++++ Available data
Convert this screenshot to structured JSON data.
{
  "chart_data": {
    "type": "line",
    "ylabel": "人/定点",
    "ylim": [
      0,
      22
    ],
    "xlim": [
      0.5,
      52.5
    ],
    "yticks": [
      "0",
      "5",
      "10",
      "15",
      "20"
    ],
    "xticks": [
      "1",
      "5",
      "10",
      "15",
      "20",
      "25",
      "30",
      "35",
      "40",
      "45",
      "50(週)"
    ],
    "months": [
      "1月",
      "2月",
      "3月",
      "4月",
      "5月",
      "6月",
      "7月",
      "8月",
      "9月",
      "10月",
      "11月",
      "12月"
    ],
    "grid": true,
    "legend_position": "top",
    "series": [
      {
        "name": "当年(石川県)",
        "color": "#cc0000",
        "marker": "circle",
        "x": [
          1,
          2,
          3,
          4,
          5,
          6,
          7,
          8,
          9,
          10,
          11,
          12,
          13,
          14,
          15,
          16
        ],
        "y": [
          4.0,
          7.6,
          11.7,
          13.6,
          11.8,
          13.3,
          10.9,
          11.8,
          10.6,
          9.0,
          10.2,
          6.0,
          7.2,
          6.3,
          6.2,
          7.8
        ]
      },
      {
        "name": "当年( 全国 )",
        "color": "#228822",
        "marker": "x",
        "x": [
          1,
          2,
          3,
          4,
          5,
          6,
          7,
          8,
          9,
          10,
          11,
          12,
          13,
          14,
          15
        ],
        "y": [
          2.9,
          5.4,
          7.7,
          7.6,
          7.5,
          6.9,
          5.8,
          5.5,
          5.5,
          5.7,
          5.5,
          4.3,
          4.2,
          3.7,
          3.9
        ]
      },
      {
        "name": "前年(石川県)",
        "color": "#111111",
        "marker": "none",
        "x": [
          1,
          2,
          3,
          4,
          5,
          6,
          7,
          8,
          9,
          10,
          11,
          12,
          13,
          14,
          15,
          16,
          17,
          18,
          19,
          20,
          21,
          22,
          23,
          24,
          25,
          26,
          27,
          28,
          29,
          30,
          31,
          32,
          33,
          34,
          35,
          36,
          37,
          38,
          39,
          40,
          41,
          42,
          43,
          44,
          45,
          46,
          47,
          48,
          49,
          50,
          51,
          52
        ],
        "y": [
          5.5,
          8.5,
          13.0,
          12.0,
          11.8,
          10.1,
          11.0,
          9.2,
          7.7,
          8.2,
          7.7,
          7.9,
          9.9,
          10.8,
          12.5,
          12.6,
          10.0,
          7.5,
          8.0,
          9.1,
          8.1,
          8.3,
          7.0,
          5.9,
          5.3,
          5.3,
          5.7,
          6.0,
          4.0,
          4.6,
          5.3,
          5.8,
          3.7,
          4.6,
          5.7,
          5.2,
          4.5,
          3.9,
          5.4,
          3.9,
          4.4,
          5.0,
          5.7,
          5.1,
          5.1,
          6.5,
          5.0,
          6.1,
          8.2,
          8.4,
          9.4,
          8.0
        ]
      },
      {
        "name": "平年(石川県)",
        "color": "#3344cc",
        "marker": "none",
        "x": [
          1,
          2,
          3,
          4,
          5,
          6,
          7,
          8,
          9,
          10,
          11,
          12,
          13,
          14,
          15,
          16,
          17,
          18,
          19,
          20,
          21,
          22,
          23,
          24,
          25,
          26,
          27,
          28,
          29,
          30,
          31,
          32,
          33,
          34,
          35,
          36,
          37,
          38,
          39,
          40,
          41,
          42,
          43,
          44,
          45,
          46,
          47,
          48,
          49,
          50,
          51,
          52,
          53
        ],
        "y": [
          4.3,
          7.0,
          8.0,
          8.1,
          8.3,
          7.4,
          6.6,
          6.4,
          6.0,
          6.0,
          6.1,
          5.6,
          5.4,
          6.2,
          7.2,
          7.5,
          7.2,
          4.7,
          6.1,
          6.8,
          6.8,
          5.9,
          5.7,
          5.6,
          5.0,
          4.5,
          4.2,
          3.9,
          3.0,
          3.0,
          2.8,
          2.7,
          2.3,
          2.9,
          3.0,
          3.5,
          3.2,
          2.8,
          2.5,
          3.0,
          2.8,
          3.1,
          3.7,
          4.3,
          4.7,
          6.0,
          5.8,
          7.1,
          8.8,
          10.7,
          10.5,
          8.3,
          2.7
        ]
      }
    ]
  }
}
++++++++
Your instructions —
Repeat the records above in full, character for character.

Output of the exercise —
Convert this screenshot to structured JSON data.
{
  "chart_data": {
    "type": "line",
    "ylabel": "人/定点",
    "ylim": [
      0,
      22
    ],
    "xlim": [
      0.5,
      52.5
    ],
    "yticks": [
      "0",
      "5",
      "10",
      "15",
      "20"
    ],
    "xticks": [
      "1",
      "5",
      "10",
      "15",
      "20",
      "25",
      "30",
      "35",
      "40",
      "45",
      "50(週)"
    ],
    "months": [
      "1月",
      "2月",
      "3月",
      "4月",
      "5月",
      "6月",
      "7月",
      "8月",
      "9月",
      "10月",
      "11月",
      "12月"
    ],
    "grid": true,
    "legend_position": "top",
    "series": [
      {
        "name": "当年(石川県)",
        "color": "#cc0000",
        "marker": "circle",
        "x": [
          1,
          2,
          3,
          4,
          5,
          6,
          7,
          8,
          9,
          10,
          11,
          12,
          13,
          14,
          15,
          16
        ],
        "y": [
          4.0,
          7.6,
          11.7,
          13.6,
          11.8,
          13.3,
          10.9,
          11.8,
          10.6,
          9.0,
          10.2,
          6.0,
          7.2,
          6.3,
          6.2,
          7.8
        ]
      },
      {
        "name": "当年( 全国 )",
        "color": "#228822",
        "marker": "x",
        "x": [
          1,
          2,
          3,
          4,
          5,
          6,
          7,
          8,
          9,
          10,
          11,
          12,
          13,
          14,
          15
        ],
        "y": [
          2.9,
          5.4,
          7.7,
          7.6,
          7.5,
          6.9,
          5.8,
          5.5,
          5.5,
          5.7,
          5.5,
          4.3,
          4.2,
          3.7,
          3.9
        ]
      },
      {
        "name": "前年(石川県)",
        "color": "#111111",
        "marker": "none",
        "x": [
          1,
          2,
          3,
          4,
          5,
          6,
          7,
          8,
          9,
          10,
          11,
          12,
          13,
          14,
          15,
          16,
          17,
          18,
          19,
          20,
          21,
          22,
          23,
          24,
          25,
          26,
          27,
          28,
          29,
          30,
          31,
          32,
          33,
          34,
          35,
          36,
          37,
          38,
          39,
          40,
          41,
          42,
          43,
          44,
          45,
          46,
          47,
          48,
          49,
          50,
          51,
          52
        ],
        "y": [
          5.5,
          8.5,
          13.0,
          12.0,
          11.8,
          10.1,
          11.0,
          9.2,
          7.7,
          8.2,
          7.7,
          7.9,
          9.9,
          10.8,
          12.5,
          12.6,
          10.0,
          7.5,
          8.0,
          9.1,
          8.1,
          8.3,
          7.0,
          5.9,
          5.3,
          5.3,
          5.7,
          6.0,
          4.0,
          4.6,
          5.3,
          5.8,
          3.7,
          4.6,
          5.7,
          5.2,
          4.5,
          3.9,
          5.4,
          3.9,
          4.4,
          5.0,
          5.7,
          5.1,
          5.1,
          6.5,
          5.0,
          6.1,
          8.2,
          8.4,
          9.4,
          8.0
        ]
      },
      {
        "name": "平年(石川県)",
        "color": "#3344cc",
        "marker": "none",
        "x": [
          1,
          2,
          3,
          4,
          5,
          6,
          7,
          8,
          9,
          10,
          11,
          12,
          13,
          14,
          15,
          16,
          17,
          18,
          19,
          20,
          21,
          22,
          23,
          24,
          25,
          26,
          27,
          28,
          29,
          30,
          31,
          32,
          33,
          34,
          35,
          36,
          37,
          38,
          39,
          40,
          41,
          42,
          43,
          44,
          45,
          46,
          47,
          48,
          49,
          50,
          51,
          52,
          53
        ],
        "y": [
          4.3,
          7.0,
          8.0,
          8.1,
          8.3,
          7.4,
          6.6,
          6.4,
          6.0,
          6.0,
          6.1,
          5.6,
          5.4,
          6.2,
          7.2,
          7.5,
          7.2,
          4.7,
          6.1,
          6.8,
          6.8,
          5.9,
          5.7,
          5.6,
          5.0,
          4.5,
          4.2,
          3.9,
          3.0,
          3.0,
          2.8,
          2.7,
          2.3,
          2.9,
          3.0,
          3.5,
          3.2,
          2.8,
          2.5,
          3.0,
          2.8,
          3.1,
          3.7,
          4.3,
          4.7,
          6.0,
          5.8,
          7.1,
          8.8,
          10.7,
          10.5,
          8.3,
          2.7
        ]
      }
    ]
  }
}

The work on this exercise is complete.